GOAL
Read the records below. Copy each line where the string "dongsha" occurs.

* BEGIN RECORDS *

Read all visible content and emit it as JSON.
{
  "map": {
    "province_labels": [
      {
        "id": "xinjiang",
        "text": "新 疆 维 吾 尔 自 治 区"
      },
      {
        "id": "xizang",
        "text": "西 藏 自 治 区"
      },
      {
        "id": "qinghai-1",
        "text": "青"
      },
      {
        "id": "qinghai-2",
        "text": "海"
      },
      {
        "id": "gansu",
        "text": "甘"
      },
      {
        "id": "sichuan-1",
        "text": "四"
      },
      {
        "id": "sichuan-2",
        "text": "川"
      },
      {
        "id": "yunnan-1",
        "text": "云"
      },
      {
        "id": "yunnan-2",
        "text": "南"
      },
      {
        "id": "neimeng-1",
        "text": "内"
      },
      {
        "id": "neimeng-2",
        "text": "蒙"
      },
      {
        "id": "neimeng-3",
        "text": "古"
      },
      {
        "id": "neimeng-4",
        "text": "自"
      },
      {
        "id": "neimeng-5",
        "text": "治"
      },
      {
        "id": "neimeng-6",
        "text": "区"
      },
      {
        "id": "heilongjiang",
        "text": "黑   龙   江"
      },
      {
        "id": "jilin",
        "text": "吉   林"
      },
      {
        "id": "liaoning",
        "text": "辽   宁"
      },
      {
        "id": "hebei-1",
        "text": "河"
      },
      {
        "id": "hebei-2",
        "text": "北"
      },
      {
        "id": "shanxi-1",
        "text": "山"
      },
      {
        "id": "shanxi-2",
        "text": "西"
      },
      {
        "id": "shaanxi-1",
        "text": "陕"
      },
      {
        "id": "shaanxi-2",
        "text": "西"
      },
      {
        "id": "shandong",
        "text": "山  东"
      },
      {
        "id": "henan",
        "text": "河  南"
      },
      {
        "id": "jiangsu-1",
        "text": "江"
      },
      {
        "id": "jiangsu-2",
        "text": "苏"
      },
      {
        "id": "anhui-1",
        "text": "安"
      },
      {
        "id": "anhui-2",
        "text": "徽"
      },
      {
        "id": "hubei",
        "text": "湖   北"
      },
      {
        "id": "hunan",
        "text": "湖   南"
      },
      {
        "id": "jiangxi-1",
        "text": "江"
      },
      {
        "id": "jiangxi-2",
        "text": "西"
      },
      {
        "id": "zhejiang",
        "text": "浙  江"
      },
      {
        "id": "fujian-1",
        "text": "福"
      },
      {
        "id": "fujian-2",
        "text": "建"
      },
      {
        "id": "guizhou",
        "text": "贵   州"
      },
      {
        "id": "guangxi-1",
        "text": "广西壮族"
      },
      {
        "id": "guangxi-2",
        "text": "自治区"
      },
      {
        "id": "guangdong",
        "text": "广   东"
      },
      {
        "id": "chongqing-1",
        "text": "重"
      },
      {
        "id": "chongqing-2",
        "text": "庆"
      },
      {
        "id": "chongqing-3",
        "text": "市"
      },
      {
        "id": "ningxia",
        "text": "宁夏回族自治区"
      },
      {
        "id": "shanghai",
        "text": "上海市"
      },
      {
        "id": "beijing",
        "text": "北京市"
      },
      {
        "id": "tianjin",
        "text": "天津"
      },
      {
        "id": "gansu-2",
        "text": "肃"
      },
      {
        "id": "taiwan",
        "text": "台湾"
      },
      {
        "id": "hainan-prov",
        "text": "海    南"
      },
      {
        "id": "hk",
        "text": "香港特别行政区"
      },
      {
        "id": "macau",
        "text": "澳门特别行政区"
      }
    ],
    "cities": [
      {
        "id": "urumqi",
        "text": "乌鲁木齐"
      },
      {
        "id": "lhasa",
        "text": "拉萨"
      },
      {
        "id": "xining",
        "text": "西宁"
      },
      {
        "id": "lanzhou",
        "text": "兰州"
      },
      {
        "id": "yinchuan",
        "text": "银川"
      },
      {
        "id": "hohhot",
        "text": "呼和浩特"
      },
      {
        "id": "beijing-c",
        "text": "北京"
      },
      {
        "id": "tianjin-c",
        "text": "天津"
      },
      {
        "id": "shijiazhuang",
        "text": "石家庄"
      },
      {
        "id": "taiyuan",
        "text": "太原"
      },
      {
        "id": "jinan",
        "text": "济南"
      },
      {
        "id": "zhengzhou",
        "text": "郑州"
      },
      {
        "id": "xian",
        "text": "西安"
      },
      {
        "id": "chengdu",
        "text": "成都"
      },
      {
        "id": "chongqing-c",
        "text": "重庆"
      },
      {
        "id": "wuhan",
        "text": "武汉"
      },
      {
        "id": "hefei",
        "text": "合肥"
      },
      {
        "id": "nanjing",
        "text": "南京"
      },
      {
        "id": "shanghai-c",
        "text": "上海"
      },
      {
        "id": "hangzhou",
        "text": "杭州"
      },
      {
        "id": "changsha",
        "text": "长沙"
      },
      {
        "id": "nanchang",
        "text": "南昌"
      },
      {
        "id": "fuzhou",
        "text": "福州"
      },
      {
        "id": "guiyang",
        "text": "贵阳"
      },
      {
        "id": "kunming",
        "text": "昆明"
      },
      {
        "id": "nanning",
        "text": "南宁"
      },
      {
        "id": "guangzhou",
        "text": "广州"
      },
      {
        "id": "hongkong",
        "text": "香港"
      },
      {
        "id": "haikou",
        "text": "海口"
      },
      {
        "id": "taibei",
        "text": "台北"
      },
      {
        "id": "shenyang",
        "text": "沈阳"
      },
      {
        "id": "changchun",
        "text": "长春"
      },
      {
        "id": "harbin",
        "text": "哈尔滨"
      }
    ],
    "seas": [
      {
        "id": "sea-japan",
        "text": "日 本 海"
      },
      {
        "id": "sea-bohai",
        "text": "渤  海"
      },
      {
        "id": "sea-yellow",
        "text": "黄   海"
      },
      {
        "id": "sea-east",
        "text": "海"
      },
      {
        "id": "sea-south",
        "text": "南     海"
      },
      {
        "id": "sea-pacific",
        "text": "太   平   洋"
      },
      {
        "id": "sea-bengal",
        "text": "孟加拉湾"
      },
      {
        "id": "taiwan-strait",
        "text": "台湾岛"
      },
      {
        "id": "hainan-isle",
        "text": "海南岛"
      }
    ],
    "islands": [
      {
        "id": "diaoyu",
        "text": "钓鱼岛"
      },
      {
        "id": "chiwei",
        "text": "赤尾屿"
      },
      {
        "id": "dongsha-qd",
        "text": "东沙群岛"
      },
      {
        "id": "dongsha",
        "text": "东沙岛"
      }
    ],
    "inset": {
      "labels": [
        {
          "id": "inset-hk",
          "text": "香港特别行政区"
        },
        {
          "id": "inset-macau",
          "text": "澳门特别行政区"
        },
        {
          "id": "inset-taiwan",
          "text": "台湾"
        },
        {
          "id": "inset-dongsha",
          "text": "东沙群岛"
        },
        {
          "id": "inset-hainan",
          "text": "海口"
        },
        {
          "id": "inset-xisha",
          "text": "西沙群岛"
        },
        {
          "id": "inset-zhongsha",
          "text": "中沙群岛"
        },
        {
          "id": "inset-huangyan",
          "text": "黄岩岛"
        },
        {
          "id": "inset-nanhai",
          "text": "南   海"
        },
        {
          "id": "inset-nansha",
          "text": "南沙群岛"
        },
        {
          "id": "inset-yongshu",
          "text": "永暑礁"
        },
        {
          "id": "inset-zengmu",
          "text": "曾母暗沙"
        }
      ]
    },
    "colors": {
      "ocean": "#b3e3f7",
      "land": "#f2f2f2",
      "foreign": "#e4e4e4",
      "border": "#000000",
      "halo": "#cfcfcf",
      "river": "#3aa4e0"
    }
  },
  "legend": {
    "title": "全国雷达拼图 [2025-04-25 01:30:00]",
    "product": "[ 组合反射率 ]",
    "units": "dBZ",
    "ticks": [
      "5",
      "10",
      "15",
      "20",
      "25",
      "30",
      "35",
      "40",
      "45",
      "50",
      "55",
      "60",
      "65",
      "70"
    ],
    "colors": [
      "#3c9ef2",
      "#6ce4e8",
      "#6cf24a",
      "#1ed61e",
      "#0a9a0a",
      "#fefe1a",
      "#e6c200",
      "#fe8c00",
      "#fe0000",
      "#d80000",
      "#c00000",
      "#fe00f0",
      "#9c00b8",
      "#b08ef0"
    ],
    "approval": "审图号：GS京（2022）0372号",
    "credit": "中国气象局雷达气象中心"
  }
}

* END RECORDS *

OUTPUT OF THE TASK
        "id": "dongsha-qd",
        "id": "dongsha",
          "id": "inset-dongsha",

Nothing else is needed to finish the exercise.